[start]

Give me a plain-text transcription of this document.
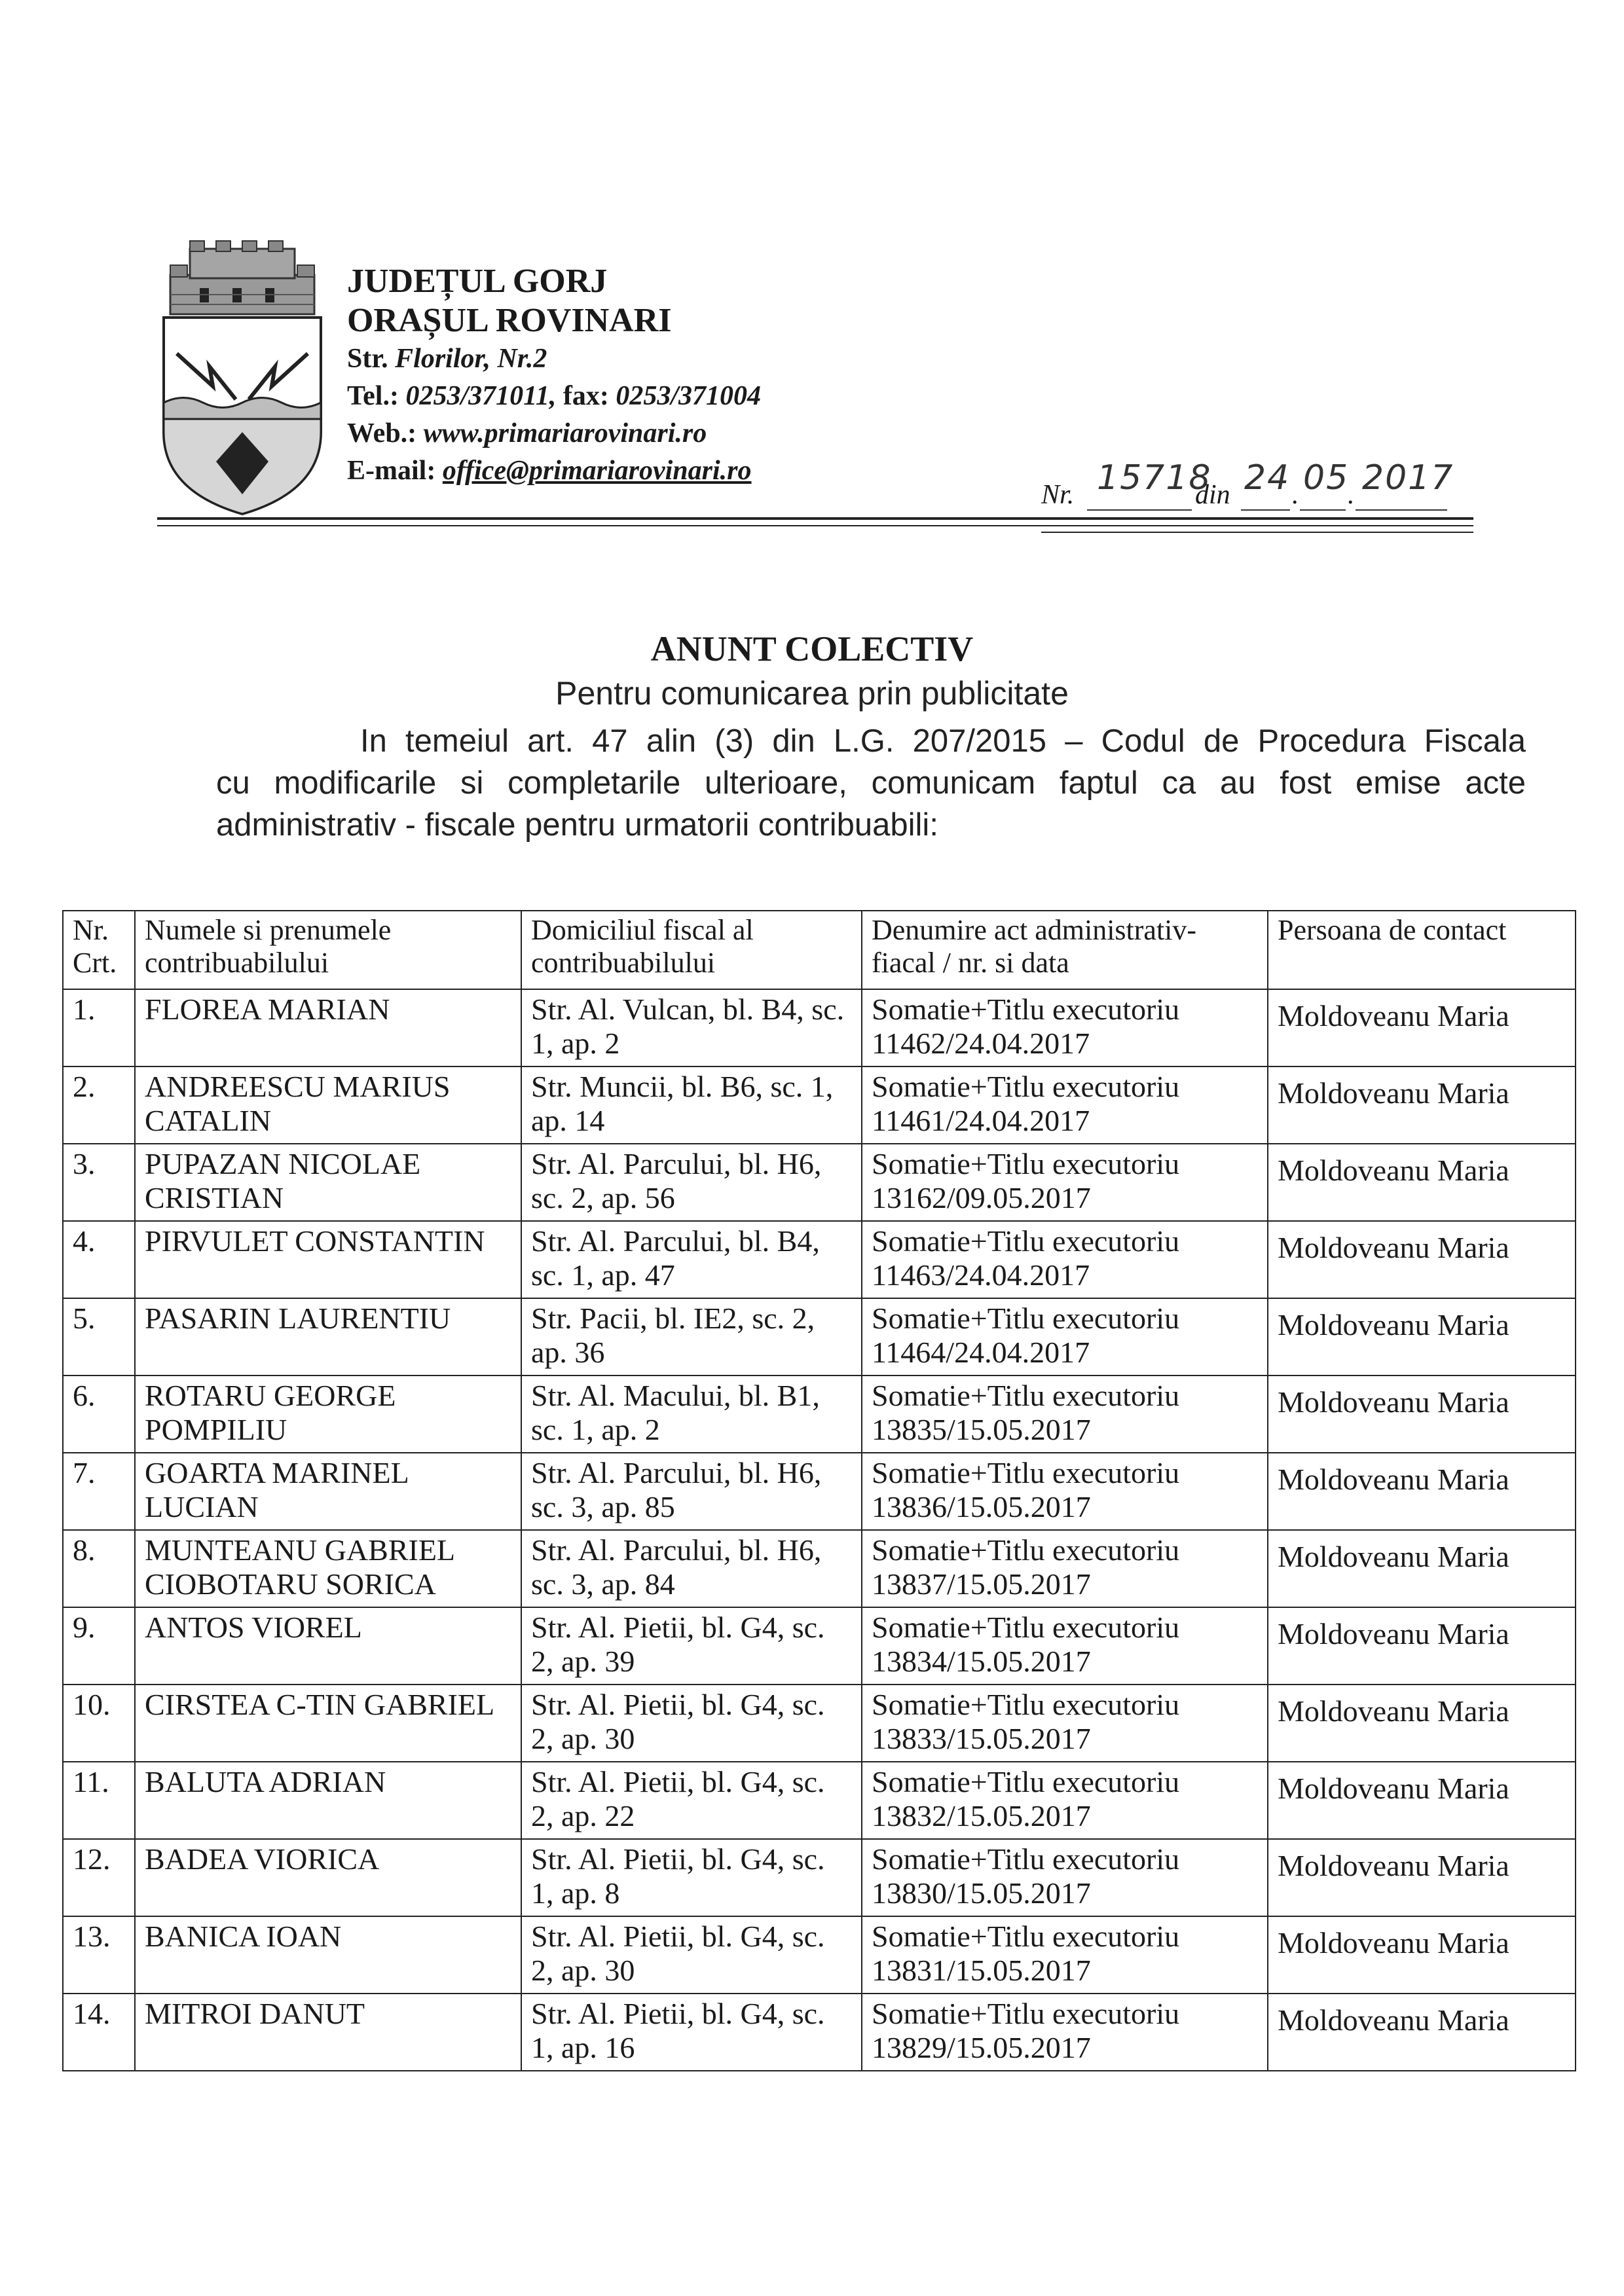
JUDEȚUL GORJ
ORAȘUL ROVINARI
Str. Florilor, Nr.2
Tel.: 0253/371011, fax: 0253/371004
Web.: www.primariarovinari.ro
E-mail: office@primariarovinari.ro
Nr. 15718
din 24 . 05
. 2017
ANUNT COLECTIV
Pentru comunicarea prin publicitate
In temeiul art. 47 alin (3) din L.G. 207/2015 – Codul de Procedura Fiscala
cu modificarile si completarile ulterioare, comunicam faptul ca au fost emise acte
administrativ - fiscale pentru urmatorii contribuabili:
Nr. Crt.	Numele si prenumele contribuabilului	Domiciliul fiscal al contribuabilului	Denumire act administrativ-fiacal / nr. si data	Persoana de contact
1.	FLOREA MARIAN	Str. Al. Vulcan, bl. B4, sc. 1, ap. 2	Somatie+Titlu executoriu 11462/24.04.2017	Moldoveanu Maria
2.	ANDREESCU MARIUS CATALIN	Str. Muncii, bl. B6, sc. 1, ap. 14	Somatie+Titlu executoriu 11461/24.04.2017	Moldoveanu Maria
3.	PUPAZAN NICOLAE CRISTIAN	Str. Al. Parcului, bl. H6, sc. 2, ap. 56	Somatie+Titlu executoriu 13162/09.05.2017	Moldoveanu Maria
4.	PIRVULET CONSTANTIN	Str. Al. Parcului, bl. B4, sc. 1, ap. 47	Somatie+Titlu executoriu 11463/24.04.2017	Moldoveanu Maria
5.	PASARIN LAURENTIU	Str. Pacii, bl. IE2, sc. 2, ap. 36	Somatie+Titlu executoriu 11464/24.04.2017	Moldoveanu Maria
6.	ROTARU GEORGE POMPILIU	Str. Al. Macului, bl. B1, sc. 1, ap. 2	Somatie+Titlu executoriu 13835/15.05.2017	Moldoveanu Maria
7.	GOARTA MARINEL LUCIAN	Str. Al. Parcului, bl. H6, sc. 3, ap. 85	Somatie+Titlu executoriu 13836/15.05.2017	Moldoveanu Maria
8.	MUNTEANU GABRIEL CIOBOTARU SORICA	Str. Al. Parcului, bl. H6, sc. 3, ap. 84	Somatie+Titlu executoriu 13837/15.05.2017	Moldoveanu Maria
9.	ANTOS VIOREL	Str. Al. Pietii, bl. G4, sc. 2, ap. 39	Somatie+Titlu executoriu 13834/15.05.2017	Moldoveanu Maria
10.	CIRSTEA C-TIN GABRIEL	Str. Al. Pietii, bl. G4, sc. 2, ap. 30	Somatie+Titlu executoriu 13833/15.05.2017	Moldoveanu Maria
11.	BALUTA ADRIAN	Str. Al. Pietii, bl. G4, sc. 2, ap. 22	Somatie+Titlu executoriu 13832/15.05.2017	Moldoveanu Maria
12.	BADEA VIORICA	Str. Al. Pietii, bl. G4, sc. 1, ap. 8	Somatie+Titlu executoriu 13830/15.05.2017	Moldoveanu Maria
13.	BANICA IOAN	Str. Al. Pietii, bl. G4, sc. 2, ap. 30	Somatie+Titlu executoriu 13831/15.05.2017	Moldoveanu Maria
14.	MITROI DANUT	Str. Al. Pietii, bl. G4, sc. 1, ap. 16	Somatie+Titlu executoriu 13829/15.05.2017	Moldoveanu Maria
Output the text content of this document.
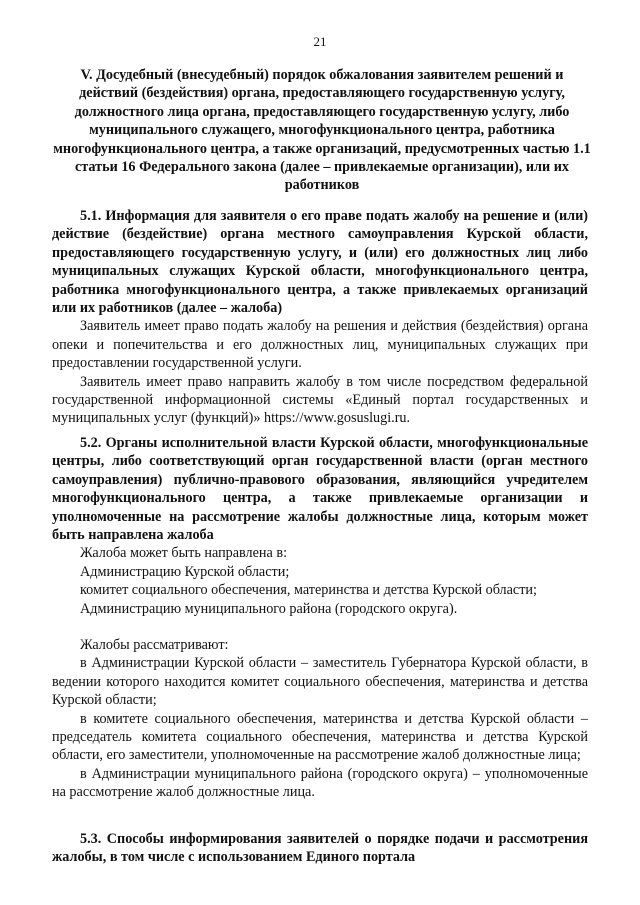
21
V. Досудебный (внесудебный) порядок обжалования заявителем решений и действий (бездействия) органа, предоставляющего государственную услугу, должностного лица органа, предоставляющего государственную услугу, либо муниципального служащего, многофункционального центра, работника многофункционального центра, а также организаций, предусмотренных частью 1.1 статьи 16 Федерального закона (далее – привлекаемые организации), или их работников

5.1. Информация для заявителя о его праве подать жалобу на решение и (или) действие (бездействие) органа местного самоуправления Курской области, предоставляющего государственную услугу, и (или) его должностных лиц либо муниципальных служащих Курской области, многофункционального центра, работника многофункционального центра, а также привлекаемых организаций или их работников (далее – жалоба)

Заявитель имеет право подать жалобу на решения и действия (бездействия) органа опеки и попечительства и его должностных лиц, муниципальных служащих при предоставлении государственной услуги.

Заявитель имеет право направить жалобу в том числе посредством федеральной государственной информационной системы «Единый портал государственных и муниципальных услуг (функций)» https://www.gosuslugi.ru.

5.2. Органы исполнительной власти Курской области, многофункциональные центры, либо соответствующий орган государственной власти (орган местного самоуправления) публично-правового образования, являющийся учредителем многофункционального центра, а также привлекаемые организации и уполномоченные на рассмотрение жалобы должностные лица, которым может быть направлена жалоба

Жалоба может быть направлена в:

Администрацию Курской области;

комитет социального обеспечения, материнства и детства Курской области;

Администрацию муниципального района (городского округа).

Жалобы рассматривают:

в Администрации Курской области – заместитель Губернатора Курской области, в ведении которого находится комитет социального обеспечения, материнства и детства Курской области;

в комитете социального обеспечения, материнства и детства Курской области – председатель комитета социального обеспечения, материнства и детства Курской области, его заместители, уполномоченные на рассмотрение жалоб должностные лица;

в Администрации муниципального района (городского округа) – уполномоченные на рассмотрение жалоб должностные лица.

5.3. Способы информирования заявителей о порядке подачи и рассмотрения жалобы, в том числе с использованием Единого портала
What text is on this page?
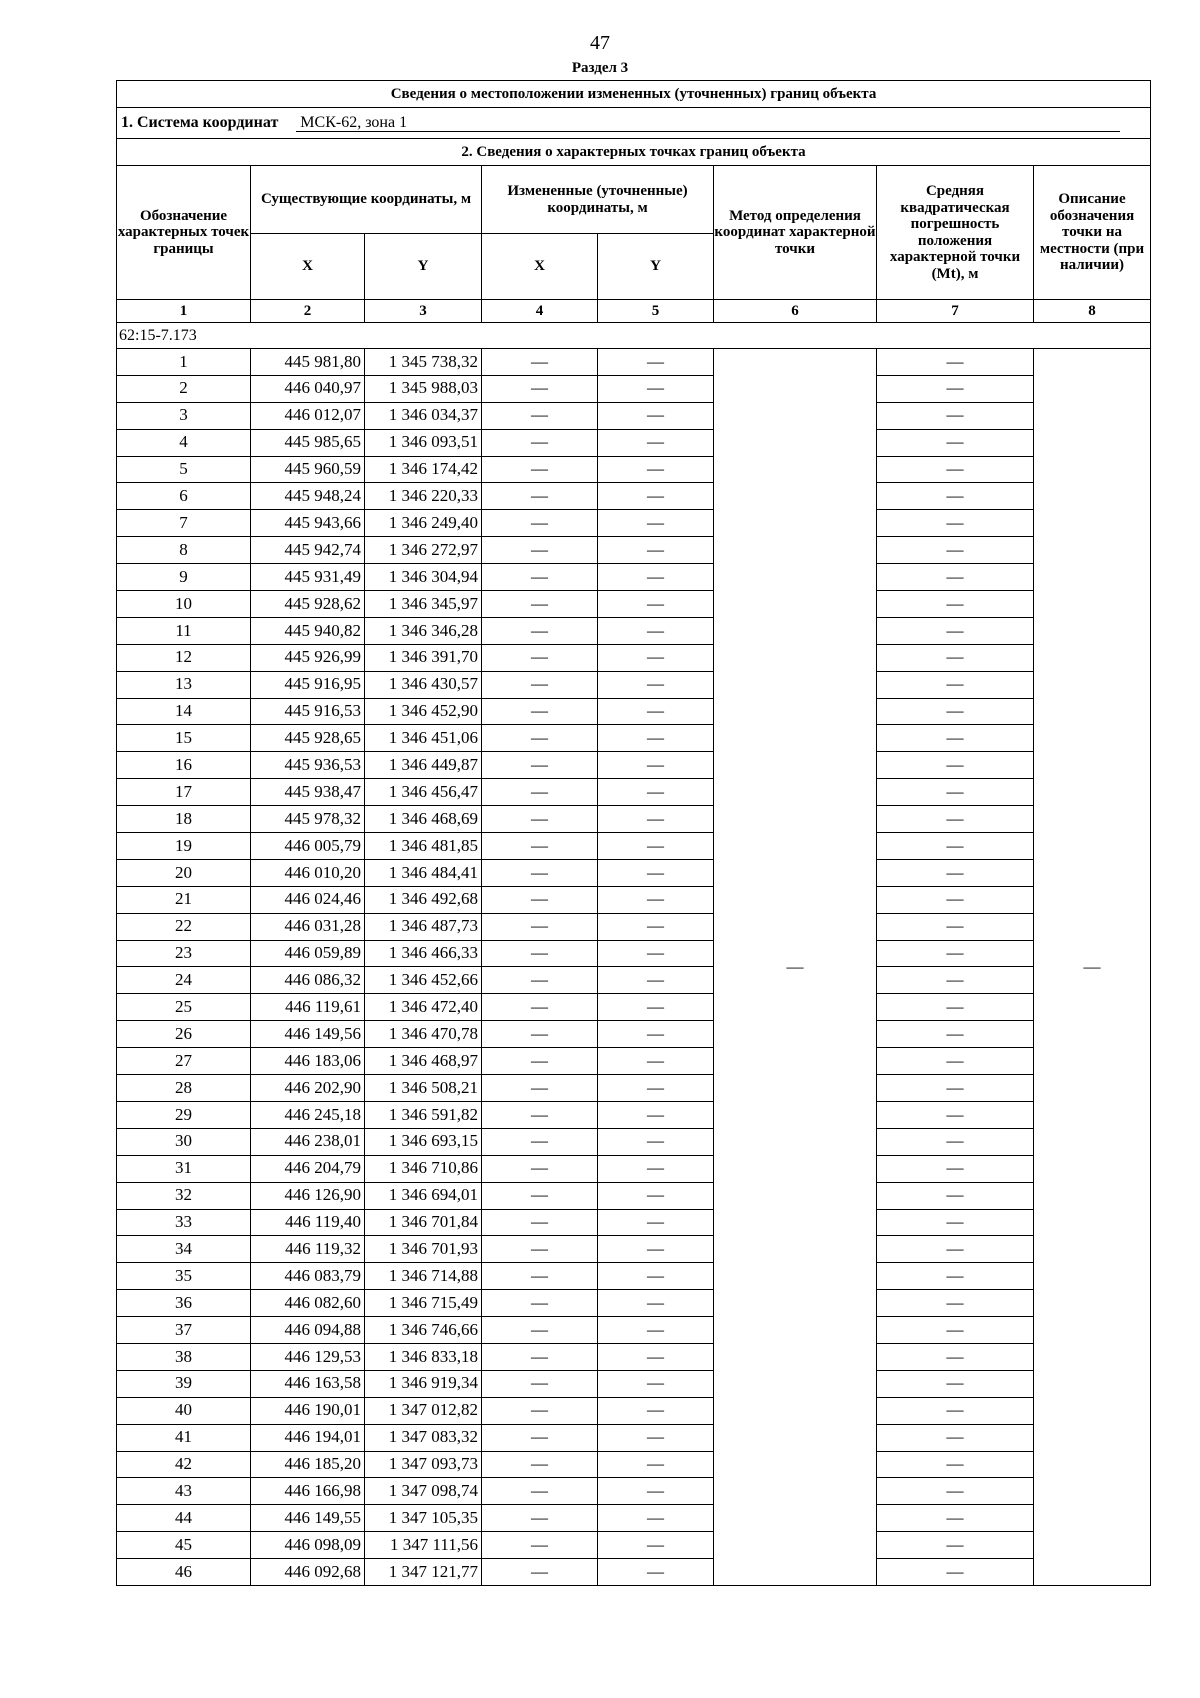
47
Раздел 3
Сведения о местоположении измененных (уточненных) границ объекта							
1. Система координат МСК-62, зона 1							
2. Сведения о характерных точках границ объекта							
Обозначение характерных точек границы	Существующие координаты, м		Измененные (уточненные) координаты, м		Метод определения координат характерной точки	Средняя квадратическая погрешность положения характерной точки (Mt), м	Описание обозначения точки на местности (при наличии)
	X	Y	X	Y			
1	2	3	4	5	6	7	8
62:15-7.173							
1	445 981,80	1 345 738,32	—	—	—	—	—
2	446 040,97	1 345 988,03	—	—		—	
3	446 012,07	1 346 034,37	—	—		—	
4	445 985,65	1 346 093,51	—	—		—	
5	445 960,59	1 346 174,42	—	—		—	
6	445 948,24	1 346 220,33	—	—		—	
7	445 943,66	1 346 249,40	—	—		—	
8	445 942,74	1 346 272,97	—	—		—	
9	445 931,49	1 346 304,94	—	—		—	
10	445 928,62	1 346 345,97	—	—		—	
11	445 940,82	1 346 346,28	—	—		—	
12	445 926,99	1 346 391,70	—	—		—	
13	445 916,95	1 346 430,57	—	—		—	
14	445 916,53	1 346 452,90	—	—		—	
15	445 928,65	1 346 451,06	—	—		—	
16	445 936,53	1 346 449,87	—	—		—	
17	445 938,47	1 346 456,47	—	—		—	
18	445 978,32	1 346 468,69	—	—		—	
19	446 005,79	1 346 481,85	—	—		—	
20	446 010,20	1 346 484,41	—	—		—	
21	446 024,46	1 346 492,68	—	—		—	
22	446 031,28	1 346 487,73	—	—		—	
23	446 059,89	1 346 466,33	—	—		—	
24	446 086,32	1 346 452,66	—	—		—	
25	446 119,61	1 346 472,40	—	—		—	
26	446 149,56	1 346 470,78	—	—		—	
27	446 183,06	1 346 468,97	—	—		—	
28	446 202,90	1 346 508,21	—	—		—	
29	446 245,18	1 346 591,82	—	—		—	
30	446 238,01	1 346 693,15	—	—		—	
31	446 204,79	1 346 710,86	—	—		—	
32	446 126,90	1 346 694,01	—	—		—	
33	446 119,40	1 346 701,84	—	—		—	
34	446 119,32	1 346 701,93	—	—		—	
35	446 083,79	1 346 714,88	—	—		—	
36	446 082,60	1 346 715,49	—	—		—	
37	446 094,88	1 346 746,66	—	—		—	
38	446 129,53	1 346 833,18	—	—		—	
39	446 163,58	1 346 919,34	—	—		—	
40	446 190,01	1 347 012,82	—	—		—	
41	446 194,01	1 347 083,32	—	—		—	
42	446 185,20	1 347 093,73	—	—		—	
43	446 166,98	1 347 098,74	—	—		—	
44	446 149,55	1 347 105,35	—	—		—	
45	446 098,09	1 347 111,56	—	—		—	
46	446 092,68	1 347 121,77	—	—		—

[end]

*Exercise*
Find the word "городского" in the data and copy out each line where it turns up.

*Solution for this problem*
Администрацию муниципального района (городского округа).
в Администрации муниципального района (городского округа) – уполномоченные на рассмотрение жалоб должностные лица.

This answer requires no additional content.